Work to do — Please quote every line word for word.

Start

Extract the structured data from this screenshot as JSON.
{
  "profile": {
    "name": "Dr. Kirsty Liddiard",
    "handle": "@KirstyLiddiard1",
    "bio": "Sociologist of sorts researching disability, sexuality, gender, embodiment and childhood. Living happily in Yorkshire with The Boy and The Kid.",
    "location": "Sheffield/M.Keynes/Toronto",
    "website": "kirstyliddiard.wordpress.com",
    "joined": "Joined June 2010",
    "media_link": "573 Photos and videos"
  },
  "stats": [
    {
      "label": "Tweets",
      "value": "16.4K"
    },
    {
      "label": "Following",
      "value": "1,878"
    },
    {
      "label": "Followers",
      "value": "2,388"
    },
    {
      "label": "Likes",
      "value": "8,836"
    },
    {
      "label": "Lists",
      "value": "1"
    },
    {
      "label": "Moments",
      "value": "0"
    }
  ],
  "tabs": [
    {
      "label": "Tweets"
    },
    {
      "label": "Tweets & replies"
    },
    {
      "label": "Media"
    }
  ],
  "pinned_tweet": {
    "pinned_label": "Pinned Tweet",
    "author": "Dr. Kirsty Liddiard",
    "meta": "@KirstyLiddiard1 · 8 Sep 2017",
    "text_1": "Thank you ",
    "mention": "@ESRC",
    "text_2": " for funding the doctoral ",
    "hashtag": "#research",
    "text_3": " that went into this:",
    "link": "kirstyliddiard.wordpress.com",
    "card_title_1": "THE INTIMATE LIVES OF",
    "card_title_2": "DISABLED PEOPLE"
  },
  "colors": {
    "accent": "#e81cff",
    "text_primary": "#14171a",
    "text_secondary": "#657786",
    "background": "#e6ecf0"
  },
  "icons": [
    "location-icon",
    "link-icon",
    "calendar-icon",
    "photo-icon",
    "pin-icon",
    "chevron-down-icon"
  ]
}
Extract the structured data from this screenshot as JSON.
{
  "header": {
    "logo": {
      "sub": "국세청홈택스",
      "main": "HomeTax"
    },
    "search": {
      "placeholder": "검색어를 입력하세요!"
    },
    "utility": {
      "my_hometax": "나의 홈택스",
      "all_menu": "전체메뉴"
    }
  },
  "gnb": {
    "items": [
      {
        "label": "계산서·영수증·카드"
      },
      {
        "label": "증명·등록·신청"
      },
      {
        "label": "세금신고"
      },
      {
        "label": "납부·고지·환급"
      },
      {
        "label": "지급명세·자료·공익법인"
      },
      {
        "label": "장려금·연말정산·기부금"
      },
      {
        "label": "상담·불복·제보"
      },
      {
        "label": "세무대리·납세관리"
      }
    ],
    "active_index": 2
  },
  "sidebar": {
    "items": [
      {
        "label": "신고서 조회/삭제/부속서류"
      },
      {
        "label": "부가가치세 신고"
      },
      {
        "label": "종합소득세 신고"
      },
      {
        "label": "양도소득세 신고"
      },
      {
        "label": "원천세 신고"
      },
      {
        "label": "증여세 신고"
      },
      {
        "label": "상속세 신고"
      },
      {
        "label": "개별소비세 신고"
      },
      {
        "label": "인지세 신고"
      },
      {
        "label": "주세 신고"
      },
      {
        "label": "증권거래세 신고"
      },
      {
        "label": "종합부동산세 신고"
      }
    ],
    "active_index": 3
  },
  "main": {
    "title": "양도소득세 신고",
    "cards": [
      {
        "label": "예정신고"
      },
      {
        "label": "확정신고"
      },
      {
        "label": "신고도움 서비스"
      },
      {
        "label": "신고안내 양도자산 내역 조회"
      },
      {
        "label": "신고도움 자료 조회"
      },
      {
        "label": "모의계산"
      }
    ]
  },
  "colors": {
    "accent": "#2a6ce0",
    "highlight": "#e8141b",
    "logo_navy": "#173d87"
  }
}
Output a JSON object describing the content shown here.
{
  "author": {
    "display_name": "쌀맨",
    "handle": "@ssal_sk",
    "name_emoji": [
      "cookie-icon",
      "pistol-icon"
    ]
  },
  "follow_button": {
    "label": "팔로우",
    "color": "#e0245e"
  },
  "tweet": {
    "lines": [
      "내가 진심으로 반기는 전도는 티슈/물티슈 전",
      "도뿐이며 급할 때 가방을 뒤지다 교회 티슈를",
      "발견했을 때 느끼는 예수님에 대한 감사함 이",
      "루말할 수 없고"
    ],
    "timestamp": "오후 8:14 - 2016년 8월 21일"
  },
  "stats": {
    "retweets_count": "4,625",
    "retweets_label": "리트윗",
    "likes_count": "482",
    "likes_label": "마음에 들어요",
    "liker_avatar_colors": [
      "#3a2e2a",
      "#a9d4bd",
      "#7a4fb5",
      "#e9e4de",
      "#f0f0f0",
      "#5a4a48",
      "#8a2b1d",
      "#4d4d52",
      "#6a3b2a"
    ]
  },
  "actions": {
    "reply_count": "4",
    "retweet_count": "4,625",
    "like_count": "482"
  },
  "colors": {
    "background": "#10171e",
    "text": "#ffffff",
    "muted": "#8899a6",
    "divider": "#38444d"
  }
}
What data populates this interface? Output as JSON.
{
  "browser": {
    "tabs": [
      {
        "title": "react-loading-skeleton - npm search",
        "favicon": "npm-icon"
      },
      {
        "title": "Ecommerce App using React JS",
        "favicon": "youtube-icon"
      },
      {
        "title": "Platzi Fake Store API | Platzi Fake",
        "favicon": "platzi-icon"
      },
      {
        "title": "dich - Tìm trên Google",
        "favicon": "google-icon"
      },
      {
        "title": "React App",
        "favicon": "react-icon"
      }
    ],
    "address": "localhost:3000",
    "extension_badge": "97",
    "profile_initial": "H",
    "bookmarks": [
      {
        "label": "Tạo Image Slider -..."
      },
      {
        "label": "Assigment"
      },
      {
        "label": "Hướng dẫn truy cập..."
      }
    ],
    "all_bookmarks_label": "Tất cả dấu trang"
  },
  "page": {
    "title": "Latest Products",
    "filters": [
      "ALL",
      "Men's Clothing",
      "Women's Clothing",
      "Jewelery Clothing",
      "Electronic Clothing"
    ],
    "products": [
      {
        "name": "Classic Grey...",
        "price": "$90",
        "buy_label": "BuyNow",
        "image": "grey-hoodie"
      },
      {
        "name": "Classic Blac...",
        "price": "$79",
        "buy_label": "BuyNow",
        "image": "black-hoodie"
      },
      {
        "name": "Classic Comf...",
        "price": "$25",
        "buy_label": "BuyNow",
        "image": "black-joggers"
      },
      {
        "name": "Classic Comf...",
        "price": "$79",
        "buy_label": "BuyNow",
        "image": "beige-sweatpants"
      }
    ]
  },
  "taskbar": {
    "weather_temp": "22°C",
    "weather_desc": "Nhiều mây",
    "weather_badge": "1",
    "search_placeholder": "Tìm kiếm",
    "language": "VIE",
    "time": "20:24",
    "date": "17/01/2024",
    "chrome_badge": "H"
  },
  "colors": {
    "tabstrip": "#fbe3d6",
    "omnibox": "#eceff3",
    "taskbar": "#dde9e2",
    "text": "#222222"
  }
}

End

Answer to the problem —
Extract the structured data from this screenshot as JSON.
{
  "profile": {
    "name": "Dr. Kirsty Liddiard",
    "handle": "@KirstyLiddiard1",
    "bio": "Sociologist of sorts researching disability, sexuality, gender, embodiment and childhood. Living happily in Yorkshire with The Boy and The Kid.",
    "location": "Sheffield/M.Keynes/Toronto",
    "website": "kirstyliddiard.wordpress.com",
    "joined": "Joined June 2010",
    "media_link": "573 Photos and videos"
  },
  "stats": [
    {
      "label": "Tweets",
      "value": "16.4K"
    },
    {
      "label": "Following",
      "value": "1,878"
    },
    {
      "label": "Followers",
      "value": "2,388"
    },
    {
      "label": "Likes",
      "value": "8,836"
    },
    {
      "label": "Lists",
      "value": "1"
    },
    {
      "label": "Moments",
      "value": "0"
    }
  ],
  "tabs": [
    {
      "label": "Tweets"
    },
    {
      "label": "Tweets & replies"
    },
    {
      "label": "Media"
    }
  ],
  "pinned_tweet": {
    "pinned_label": "Pinned Tweet",
    "author": "Dr. Kirsty Liddiard",
    "meta": "@KirstyLiddiard1 · 8 Sep 2017",
    "text_1": "Thank you ",
    "mention": "@ESRC",
    "text_2": " for funding the doctoral ",
    "hashtag": "#research",
    "text_3": " that went into this:",
    "link": "kirstyliddiard.wordpress.com",
    "card_title_1": "THE INTIMATE LIVES OF",
    "card_title_2": "DISABLED PEOPLE"
  },
  "colors": {
    "accent": "#e81cff",
    "text_primary": "#14171a",
    "text_secondary": "#657786",
    "background": "#e6ecf0"
  },
  "icons": [
    "location-icon",
    "link-icon",
    "calendar-icon",
    "photo-icon",
    "pin-icon",
    "chevron-down-icon"
  ]
}
Extract the structured data from this screenshot as JSON.
{
  "header": {
    "logo": {
      "sub": "국세청홈택스",
      "main": "HomeTax"
    },
    "search": {
      "placeholder": "검색어를 입력하세요!"
    },
    "utility": {
      "my_hometax": "나의 홈택스",
      "all_menu": "전체메뉴"
    }
  },
  "gnb": {
    "items": [
      {
        "label": "계산서·영수증·카드"
      },
      {
        "label": "증명·등록·신청"
      },
      {
        "label": "세금신고"
      },
      {
        "label": "납부·고지·환급"
      },
      {
        "label": "지급명세·자료·공익법인"
      },
      {
        "label": "장려금·연말정산·기부금"
      },
      {
        "label": "상담·불복·제보"
      },
      {
        "label": "세무대리·납세관리"
      }
    ],
    "active_index": 2
  },
  "sidebar": {
    "items": [
      {
        "label": "신고서 조회/삭제/부속서류"
      },
      {
        "label": "부가가치세 신고"
      },
      {
        "label": "종합소득세 신고"
      },
      {
        "label": "양도소득세 신고"
      },
      {
        "label": "원천세 신고"
      },
      {
        "label": "증여세 신고"
      },
      {
        "label": "상속세 신고"
      },
      {
        "label": "개별소비세 신고"
      },
      {
        "label": "인지세 신고"
      },
      {
        "label": "주세 신고"
      },
      {
        "label": "증권거래세 신고"
      },
      {
        "label": "종합부동산세 신고"
      }
    ],
    "active_index": 3
  },
  "main": {
    "title": "양도소득세 신고",
    "cards": [
      {
        "label": "예정신고"
      },
      {
        "label": "확정신고"
      },
      {
        "label": "신고도움 서비스"
      },
      {
        "label": "신고안내 양도자산 내역 조회"
      },
      {
        "label": "신고도움 자료 조회"
      },
      {
        "label": "모의계산"
      }
    ]
  },
  "colors": {
    "accent": "#2a6ce0",
    "highlight": "#e8141b",
    "logo_navy": "#173d87"
  }
}
Output a JSON object describing the content shown here.
{
  "author": {
    "display_name": "쌀맨",
    "handle": "@ssal_sk",
    "name_emoji": [
      "cookie-icon",
      "pistol-icon"
    ]
  },
  "follow_button": {
    "label": "팔로우",
    "color": "#e0245e"
  },
  "tweet": {
    "lines": [
      "내가 진심으로 반기는 전도는 티슈/물티슈 전",
      "도뿐이며 급할 때 가방을 뒤지다 교회 티슈를",
      "발견했을 때 느끼는 예수님에 대한 감사함 이",
      "루말할 수 없고"
    ],
    "timestamp": "오후 8:14 - 2016년 8월 21일"
  },
  "stats": {
    "retweets_count": "4,625",
    "retweets_label": "리트윗",
    "likes_count": "482",
    "likes_label": "마음에 들어요",
    "liker_avatar_colors": [
      "#3a2e2a",
      "#a9d4bd",
      "#7a4fb5",
      "#e9e4de",
      "#f0f0f0",
      "#5a4a48",
      "#8a2b1d",
      "#4d4d52",
      "#6a3b2a"
    ]
  },
  "actions": {
    "reply_count": "4",
    "retweet_count": "4,625",
    "like_count": "482"
  },
  "colors": {
    "background": "#10171e",
    "text": "#ffffff",
    "muted": "#8899a6",
    "divider": "#38444d"
  }
}
What data populates this interface? Output as JSON.
{
  "browser": {
    "tabs": [
      {
        "title": "react-loading-skeleton - npm search",
        "favicon": "npm-icon"
      },
      {
        "title": "Ecommerce App using React JS",
        "favicon": "youtube-icon"
      },
      {
        "title": "Platzi Fake Store API | Platzi Fake",
        "favicon": "platzi-icon"
      },
      {
        "title": "dich - Tìm trên Google",
        "favicon": "google-icon"
      },
      {
        "title": "React App",
        "favicon": "react-icon"
      }
    ],
    "address": "localhost:3000",
    "extension_badge": "97",
    "profile_initial": "H",
    "bookmarks": [
      {
        "label": "Tạo Image Slider -..."
      },
      {
        "label": "Assigment"
      },
      {
        "label": "Hướng dẫn truy cập..."
      }
    ],
    "all_bookmarks_label": "Tất cả dấu trang"
  },
  "page": {
    "title": "Latest Products",
    "filters": [
      "ALL",
      "Men's Clothing",
      "Women's Clothing",
      "Jewelery Clothing",
      "Electronic Clothing"
    ],
    "products": [
      {
        "name": "Classic Grey...",
        "price": "$90",
        "buy_label": "BuyNow",
        "image": "grey-hoodie"
      },
      {
        "name": "Classic Blac...",
        "price": "$79",
        "buy_label": "BuyNow",
        "image": "black-hoodie"
      },
      {
        "name": "Classic Comf...",
        "price": "$25",
        "buy_label": "BuyNow",
        "image": "black-joggers"
      },
      {
        "name": "Classic Comf...",
        "price": "$79",
        "buy_label": "BuyNow",
        "image": "beige-sweatpants"
      }
    ]
  },
  "taskbar": {
    "weather_temp": "22°C",
    "weather_desc": "Nhiều mây",
    "weather_badge": "1",
    "search_placeholder": "Tìm kiếm",
    "language": "VIE",
    "time": "20:24",
    "date": "17/01/2024",
    "chrome_badge": "H"
  },
  "colors": {
    "tabstrip": "#fbe3d6",
    "omnibox": "#eceff3",
    "taskbar": "#dde9e2",
    "text": "#222222"
  }
}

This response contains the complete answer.